Repeat the data below exactly, dropping any pictures it holds.
begin Records supplied
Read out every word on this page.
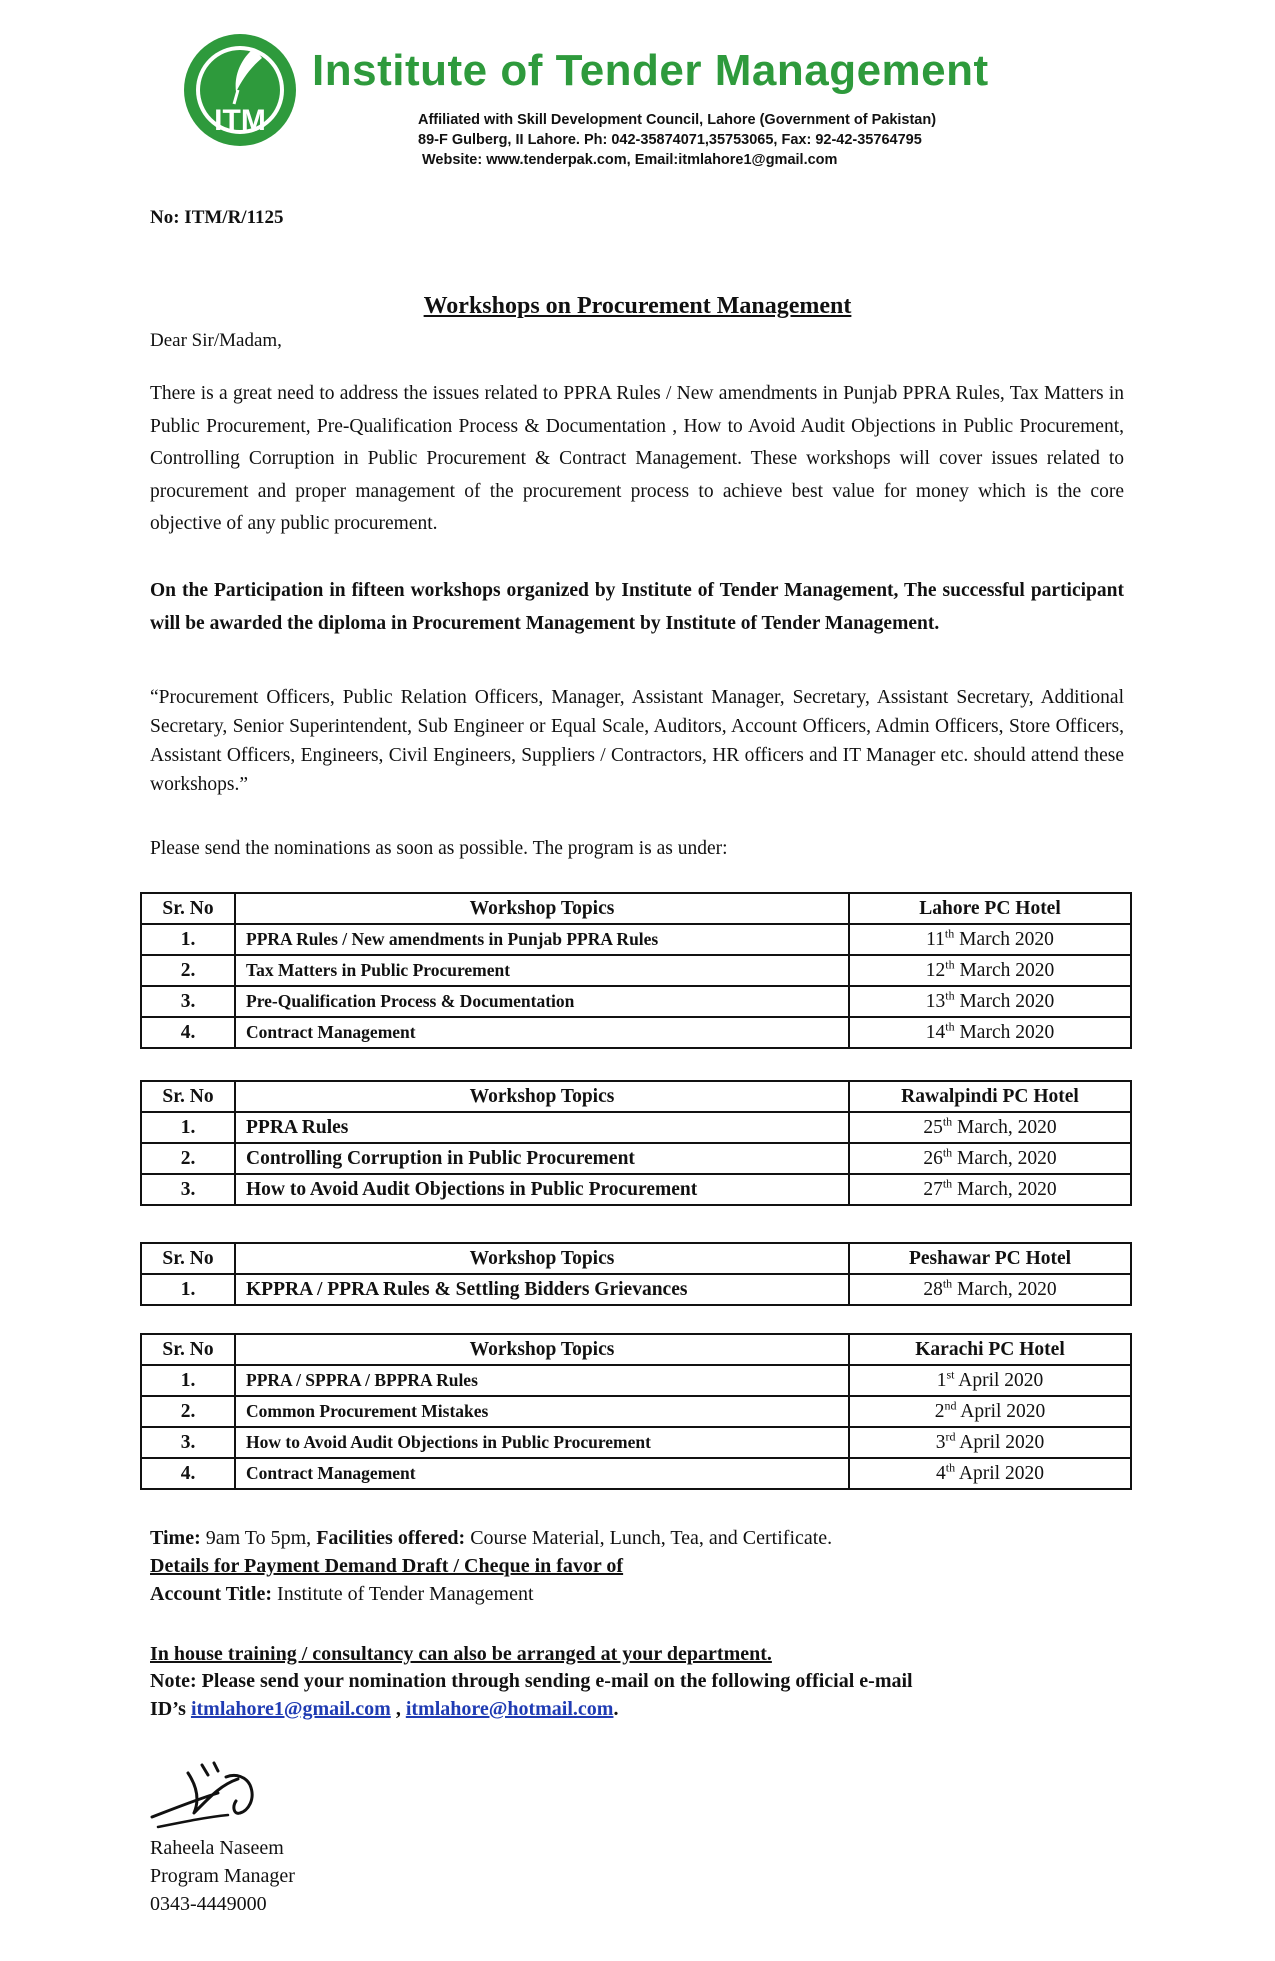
ITM
Institute of Tender Management
Affiliated with Skill Development Council, Lahore (Government of Pakistan)
89-F Gulberg, II Lahore. Ph: 042-35874071,35753065, Fax: 92-42-35764795
Website: www.tenderpak.com, Email:itmlahore1@gmail.com
No: ITM/R/1125
Workshops on Procurement Management
Dear Sir/Madam,
There is a great need to address the issues related to PPRA Rules / New amendments in Punjab PPRA Rules, Tax Matters in Public Procurement, Pre-Qualification Process & Documentation , How to Avoid Audit Objections in Public Procurement, Controlling Corruption in Public Procurement & Contract Management. These workshops will cover issues related to procurement and proper management of the procurement process to achieve best value for money which is the core objective of any public procurement.
On the Participation in fifteen workshops organized by Institute of Tender Management, The successful participant will be awarded the diploma in Procurement Management by Institute of Tender Management.
“Procurement Officers, Public Relation Officers, Manager, Assistant Manager, Secretary, Assistant Secretary, Additional Secretary, Senior Superintendent, Sub Engineer or Equal Scale, Auditors, Account Officers, Admin Officers, Store Officers, Assistant Officers, Engineers, Civil Engineers, Suppliers / Contractors, HR officers and IT Manager etc. should attend these workshops.”
Please send the nominations as soon as possible. The program is as under:
Sr. No	Workshop Topics	Lahore PC Hotel
1.	PPRA Rules / New amendments in Punjab PPRA Rules	11th March 2020
2.	Tax Matters in Public Procurement	12th March 2020
3.	Pre-Qualification Process & Documentation	13th March 2020
4.	Contract Management	14th March 2020
Sr. No	Workshop Topics	Rawalpindi PC Hotel
1.	PPRA Rules	25th March, 2020
2.	Controlling Corruption in Public Procurement	26th March, 2020
3.	How to Avoid Audit Objections in Public Procurement	27th March, 2020
Sr. No	Workshop Topics	Peshawar PC Hotel
1.	KPPRA / PPRA Rules & Settling Bidders Grievances	28th March, 2020
Sr. No	Workshop Topics	Karachi PC Hotel
1.	PPRA / SPPRA / BPPRA Rules	1st April 2020
2.	Common Procurement Mistakes	2nd April 2020
3.	How to Avoid Audit Objections in Public Procurement	3rd April 2020
4.	Contract Management	4th April 2020
Time: 9am To 5pm, Facilities offered: Course Material, Lunch, Tea, and Certificate.
Details for Payment Demand Draft / Cheque in favor of
Account Title: Institute of Tender Management
In house training / consultancy can also be arranged at your department.
Note: Please send your nomination through sending e-mail on the following official e-mail
ID’s itmlahore1@gmail.com , itmlahore@hotmail.com.
Raheela Naseem
Program Manager
0343-4449000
end Records supplied
» **Correct response**:
Read out every word on this page.
ITM
Institute of Tender Management
Affiliated with Skill Development Council, Lahore (Government of Pakistan)
89-F Gulberg, II Lahore. Ph: 042-35874071,35753065, Fax: 92-42-35764795
Website: www.tenderpak.com, Email:itmlahore1@gmail.com
No: ITM/R/1125
Workshops on Procurement Management
Dear Sir/Madam,
There is a great need to address the issues related to PPRA Rules / New amendments in Punjab PPRA Rules, Tax Matters in Public Procurement, Pre-Qualification Process & Documentation , How to Avoid Audit Objections in Public Procurement, Controlling Corruption in Public Procurement & Contract Management. These workshops will cover issues related to procurement and proper management of the procurement process to achieve best value for money which is the core objective of any public procurement.
On the Participation in fifteen workshops organized by Institute of Tender Management, The successful participant will be awarded the diploma in Procurement Management by Institute of Tender Management.
“Procurement Officers, Public Relation Officers, Manager, Assistant Manager, Secretary, Assistant Secretary, Additional Secretary, Senior Superintendent, Sub Engineer or Equal Scale, Auditors, Account Officers, Admin Officers, Store Officers, Assistant Officers, Engineers, Civil Engineers, Suppliers / Contractors, HR officers and IT Manager etc. should attend these workshops.”
Please send the nominations as soon as possible. The program is as under:
Sr. No	Workshop Topics	Lahore PC Hotel
1.	PPRA Rules / New amendments in Punjab PPRA Rules	11th March 2020
2.	Tax Matters in Public Procurement	12th March 2020
3.	Pre-Qualification Process & Documentation	13th March 2020
4.	Contract Management	14th March 2020
Sr. No	Workshop Topics	Rawalpindi PC Hotel
1.	PPRA Rules	25th March, 2020
2.	Controlling Corruption in Public Procurement	26th March, 2020
3.	How to Avoid Audit Objections in Public Procurement	27th March, 2020
Sr. No	Workshop Topics	Peshawar PC Hotel
1.	KPPRA / PPRA Rules & Settling Bidders Grievances	28th March, 2020
Sr. No	Workshop Topics	Karachi PC Hotel
1.	PPRA / SPPRA / BPPRA Rules	1st April 2020
2.	Common Procurement Mistakes	2nd April 2020
3.	How to Avoid Audit Objections in Public Procurement	3rd April 2020
4.	Contract Management	4th April 2020
Time: 9am To 5pm, Facilities offered: Course Material, Lunch, Tea, and Certificate.
Details for Payment Demand Draft / Cheque in favor of
Account Title: Institute of Tender Management
In house training / consultancy can also be arranged at your department.
Note: Please send your nomination through sending e-mail on the following official e-mail
ID’s itmlahore1@gmail.com , itmlahore@hotmail.com.
Raheela Naseem
Program Manager
0343-4449000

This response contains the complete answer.